● **文章节选**:
▬▬▬▬▬▬▬▬▬▬
- 2022-04-19 10:02
- 作者:王宏志
- 来源:医学界智库
我国从2015年开始实施分级诊疗改革,迄今已近7年,目前看,“大医院人满为患,基层门口罗雀”的现象并未根本改变。深入分析发现,分级诊疗所采用医联体模式存在至少10个问题,需要不断完善。
采用历年来《中国卫生统计年鉴》的统计口径和统计数据分析发现,2015年至2020年基层医疗机构诊疗人次在总诊疗人次中(基层医疗机构和医院的诊疗人次之和)占比下降3.1个百分点,同期在各级医院中三级医院诊疗人次占比上升4.9个百分点,而二级医院下降3.9个百分点,一级医院下降1个百分点。
分级诊疗政策从建立起经历了三次变化,实施时间最长、最主要的实现路径是建立医联体。通过长期跟踪和观察,笔者发现,推行医联体面临许多阻力和问题,最典型的问题有以下10个:
◆ 问题1:利益冲突
在资金随着患者走的背景下,一个旨在减少大医院服务量的改革却由大医院领导,显然是存在利益冲突的,有人戏称这是“由地主领导土改”,其结果必然是大医院“虹吸”患者和基层优秀医务人员。
◆ 问题2:支付冲突
为了解决上述利益冲突问题,卫生部门主导的政策试图采用对纵向合作的医联体等分工协作模式实行医保“总额付费”的方式建立“利益共同体”。然而医保部门主导的医保支付方式改革却要求DRG/DIP实现三年全覆盖,医保支付方式存在冲突。
▬▬▬▬▬▬▬▬▬▬
● **原始资料**:
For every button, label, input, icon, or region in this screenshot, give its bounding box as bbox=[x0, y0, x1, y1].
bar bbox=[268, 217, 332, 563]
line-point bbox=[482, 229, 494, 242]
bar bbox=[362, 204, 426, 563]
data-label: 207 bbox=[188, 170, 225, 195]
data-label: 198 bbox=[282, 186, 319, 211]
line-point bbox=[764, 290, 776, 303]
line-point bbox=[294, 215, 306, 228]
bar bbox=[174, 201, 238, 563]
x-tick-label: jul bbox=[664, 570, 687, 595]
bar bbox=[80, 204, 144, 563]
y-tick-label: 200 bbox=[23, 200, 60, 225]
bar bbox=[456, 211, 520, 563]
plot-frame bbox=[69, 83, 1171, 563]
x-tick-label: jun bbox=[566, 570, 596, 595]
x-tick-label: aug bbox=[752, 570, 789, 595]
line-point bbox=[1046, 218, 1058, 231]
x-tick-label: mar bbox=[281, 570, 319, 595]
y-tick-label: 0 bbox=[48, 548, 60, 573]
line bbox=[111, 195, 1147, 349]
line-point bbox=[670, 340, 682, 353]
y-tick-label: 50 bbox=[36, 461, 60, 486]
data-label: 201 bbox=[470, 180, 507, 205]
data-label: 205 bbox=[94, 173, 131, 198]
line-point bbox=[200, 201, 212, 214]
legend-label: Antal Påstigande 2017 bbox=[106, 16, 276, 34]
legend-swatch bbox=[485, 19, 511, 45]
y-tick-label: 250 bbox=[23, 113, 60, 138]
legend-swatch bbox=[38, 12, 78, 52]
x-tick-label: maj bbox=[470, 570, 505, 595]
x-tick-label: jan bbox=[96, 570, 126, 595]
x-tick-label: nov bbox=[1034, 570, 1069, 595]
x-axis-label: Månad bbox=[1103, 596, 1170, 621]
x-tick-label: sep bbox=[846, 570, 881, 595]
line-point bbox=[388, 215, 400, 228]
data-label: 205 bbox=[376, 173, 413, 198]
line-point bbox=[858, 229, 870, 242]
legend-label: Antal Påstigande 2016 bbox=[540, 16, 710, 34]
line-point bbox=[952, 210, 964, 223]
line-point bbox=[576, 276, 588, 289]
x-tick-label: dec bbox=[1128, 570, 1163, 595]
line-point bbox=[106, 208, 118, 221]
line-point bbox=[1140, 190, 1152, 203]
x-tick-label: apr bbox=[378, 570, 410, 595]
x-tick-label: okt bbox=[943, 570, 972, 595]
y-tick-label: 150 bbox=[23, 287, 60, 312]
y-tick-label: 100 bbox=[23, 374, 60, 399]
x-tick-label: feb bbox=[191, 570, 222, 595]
▬▬▬▬▬▬▬▬▬▬
● **任务说明**:
1. 按这篇关于分级诊疗的文章，2015年至2020年间，三级医院诊疗人次在各级医院中的占比变化了多少？
2. 请接着这篇关于分级诊疗的文章的最后一句往下续写。

● **各题答案**:
1. 上升了4.9个百分点。

2.
目前一些成功案例采用同时开展总额付费和DRG/DIP两种支付的做法做变通,同时开展两种医保支付方式改革,显然是不得已而为之。然而根据DRG/DIP三年行动计划,医保将“减少直至取消具体医疗机构年度绝对总额管理方式”,上述变通的余地也越来越小。
建议尽快在国家层面统一医保支付方式改革政策,减少政策之间的冲突。
◆ 问题3:机制缺陷
推行医保“总额付费”有难度,可是即便实施了“总额付费”,医联体相关政策也还存在短板,还需要其他政策配套才行。
总额付费在10年前就在上海北京等地实施过,总额付费有激励医疗机构主动节约的机制,但是要想同时具备“激励预防、激励慢病管理”的机制,还需要“基层强制首诊”配套。
这是因为预防和慢病管理“见效时间”比较长,如果患者就医是自由的,医务人员就很难通过疾病预防和慢病管理获得回报。而实施“基层强制首诊”是有难度的,尤其是在城市和交通便利的地区。
◆ 问题4:人事冲突
在各地的医共体建设经验中经常看到“六统一”管理等内容,比如统一人事管理、统一财务管理、统一资产管理、统一业务管理、统一药品耗材目录、统一药品耗材企业配送等。
我们知道,公立医疗机构是不同的政府部门举办的事业单位,根据《事业单位领导人员管理规定》等文件要求,对事业单位负责人的管理采取“党管干部、党管人才”原则,事业单位负责人的选拔任用、考核评价要由相应的党组织负责。
如何既坚持党管干部原则,又落实总院长统一人事管理,也是一个待解的问题。
◆ 问题5:财务冲突
同样,公立医疗机构是由不同的政府部门举办的,在“分级财政”体制下,医联体统一财务管理也与各级政府“财权与事权统一”原则冲突。
◆ 问题6:定位模糊
根据《基本医疗卫生与健康促进法》各级各类医疗机构有不同的诊疗服务功能定位。城市三级医院主要提供急危重症和疑难复杂疾病的诊疗服务。城市二级医院主要接收三级医院转诊的急性病恢复期患者、术后恢复期患者及危重症稳定期患者。基层医疗卫生机构和康复医院、护理院等为诊断明确、病情稳定的慢性病患者、康复期患者、老年病患者、晚期肿瘤患者等提供治疗、康复、护理服务。
医联体“六统一”管理模糊了上述定位,牵头医院实际上变成了业务上的“全能”。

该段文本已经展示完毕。